WHAT IS EXPECTED: Change "x-tick-label" to "x-axis label" in the lines from the one holding "x-tick-label: kwi 21 — [350, 395, 366, 441]" through the one holding "legend-label: Katowice — [545, 236, 610, 254]", both included. Return only those lines, with everything else left as it is.

Stored data:

━━━━

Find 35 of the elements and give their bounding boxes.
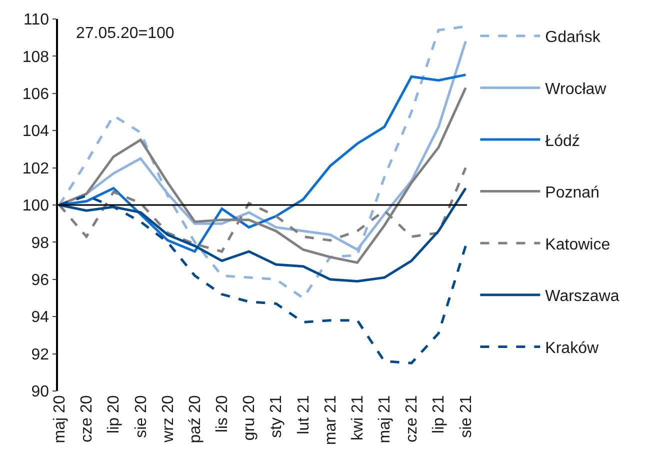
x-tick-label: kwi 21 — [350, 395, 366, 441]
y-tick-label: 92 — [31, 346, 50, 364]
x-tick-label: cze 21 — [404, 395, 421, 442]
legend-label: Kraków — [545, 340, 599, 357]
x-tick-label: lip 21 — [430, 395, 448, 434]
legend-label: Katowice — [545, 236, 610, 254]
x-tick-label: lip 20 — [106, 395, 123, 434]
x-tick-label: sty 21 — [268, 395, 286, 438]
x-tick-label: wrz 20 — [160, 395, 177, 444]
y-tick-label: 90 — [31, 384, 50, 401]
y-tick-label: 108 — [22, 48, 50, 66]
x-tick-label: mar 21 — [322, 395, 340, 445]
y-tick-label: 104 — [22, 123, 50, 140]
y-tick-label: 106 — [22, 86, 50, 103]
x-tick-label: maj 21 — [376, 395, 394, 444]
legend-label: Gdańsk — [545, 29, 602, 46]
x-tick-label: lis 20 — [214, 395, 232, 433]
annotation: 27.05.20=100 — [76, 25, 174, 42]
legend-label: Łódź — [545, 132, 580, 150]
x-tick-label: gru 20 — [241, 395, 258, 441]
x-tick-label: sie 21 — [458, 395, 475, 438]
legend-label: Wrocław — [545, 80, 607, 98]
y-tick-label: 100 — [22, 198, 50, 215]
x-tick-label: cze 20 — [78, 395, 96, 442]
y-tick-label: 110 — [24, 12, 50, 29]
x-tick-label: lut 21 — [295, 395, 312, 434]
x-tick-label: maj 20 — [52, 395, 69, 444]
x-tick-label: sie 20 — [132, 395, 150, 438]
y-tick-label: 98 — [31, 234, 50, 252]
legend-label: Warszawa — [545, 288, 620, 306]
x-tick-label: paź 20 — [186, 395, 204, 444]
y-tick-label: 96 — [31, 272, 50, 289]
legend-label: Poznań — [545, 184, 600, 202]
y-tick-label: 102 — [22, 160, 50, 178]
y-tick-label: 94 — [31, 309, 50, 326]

━━━━

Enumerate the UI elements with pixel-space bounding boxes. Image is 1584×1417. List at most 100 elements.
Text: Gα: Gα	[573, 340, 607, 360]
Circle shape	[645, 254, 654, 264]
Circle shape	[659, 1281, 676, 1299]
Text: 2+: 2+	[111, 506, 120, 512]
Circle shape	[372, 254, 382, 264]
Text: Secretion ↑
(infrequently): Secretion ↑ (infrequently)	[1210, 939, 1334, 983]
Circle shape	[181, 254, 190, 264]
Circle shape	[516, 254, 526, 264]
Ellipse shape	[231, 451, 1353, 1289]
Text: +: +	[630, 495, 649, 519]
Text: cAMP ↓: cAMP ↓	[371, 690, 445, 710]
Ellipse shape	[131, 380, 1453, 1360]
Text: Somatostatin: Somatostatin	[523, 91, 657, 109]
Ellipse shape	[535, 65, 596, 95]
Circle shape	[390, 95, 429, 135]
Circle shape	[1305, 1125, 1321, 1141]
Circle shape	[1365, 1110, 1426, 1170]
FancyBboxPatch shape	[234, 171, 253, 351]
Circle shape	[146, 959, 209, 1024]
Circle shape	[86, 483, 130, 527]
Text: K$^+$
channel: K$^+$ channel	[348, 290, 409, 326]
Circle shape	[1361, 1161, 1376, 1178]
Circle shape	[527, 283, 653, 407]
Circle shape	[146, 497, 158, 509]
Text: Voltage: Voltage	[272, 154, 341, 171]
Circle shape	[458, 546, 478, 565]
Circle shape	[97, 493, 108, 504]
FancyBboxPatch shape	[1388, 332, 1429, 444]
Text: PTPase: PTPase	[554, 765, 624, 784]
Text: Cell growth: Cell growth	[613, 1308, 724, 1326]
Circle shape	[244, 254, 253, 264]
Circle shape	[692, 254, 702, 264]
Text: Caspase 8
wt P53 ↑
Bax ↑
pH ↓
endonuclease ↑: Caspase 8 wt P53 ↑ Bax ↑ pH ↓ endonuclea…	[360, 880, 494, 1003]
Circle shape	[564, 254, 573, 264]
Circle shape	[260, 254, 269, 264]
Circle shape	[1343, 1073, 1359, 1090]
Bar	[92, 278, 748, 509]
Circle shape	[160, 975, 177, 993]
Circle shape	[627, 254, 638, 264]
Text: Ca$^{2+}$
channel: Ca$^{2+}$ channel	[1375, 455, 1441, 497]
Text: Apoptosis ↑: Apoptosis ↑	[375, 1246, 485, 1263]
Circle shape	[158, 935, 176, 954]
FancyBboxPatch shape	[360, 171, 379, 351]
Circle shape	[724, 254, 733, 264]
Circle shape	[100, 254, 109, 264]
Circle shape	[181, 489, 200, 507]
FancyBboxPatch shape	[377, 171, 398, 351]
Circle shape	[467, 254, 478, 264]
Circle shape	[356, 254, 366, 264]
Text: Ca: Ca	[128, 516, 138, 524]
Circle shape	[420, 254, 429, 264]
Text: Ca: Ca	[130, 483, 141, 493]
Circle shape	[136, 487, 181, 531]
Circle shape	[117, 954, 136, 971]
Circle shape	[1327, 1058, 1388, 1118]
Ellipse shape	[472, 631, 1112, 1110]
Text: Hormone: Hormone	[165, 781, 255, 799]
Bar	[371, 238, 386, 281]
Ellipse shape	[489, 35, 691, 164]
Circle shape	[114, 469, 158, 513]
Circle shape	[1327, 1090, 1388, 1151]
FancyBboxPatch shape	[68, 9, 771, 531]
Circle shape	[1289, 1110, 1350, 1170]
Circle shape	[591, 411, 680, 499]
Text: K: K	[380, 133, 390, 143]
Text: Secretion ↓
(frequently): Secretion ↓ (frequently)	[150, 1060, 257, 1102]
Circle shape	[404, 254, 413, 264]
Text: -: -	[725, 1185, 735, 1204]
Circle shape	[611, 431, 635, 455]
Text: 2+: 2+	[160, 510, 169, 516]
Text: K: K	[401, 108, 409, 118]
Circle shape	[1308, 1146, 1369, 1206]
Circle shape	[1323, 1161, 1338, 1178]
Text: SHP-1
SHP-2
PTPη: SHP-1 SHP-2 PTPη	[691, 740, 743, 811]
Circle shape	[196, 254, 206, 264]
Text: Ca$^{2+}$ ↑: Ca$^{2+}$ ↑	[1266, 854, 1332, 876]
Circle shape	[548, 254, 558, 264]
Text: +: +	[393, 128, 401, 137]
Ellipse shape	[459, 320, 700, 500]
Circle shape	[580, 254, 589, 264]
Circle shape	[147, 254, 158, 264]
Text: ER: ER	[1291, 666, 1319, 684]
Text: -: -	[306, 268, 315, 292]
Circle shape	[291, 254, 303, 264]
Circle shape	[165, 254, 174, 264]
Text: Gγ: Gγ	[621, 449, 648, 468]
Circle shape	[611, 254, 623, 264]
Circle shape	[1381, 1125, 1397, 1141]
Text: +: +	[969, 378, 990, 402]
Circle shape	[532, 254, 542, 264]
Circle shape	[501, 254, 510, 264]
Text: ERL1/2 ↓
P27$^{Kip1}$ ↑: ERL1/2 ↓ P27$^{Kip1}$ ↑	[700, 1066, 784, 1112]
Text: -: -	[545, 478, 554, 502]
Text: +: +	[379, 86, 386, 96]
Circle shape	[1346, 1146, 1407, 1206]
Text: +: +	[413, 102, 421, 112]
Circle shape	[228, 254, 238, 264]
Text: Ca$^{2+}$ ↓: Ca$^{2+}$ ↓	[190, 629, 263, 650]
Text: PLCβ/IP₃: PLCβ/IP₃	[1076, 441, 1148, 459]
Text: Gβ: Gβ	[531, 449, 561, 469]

━━━━

RESULT OF THIS TASK:
x-axis label: kwi 21 — [350, 395, 366, 441]
y-tick-label: 92 — [31, 346, 50, 364]
x-axis label: cze 21 — [404, 395, 421, 442]
legend-label: Kraków — [545, 340, 599, 357]
x-axis label: lip 21 — [430, 395, 448, 434]
legend-label: Katowice — [545, 236, 610, 254]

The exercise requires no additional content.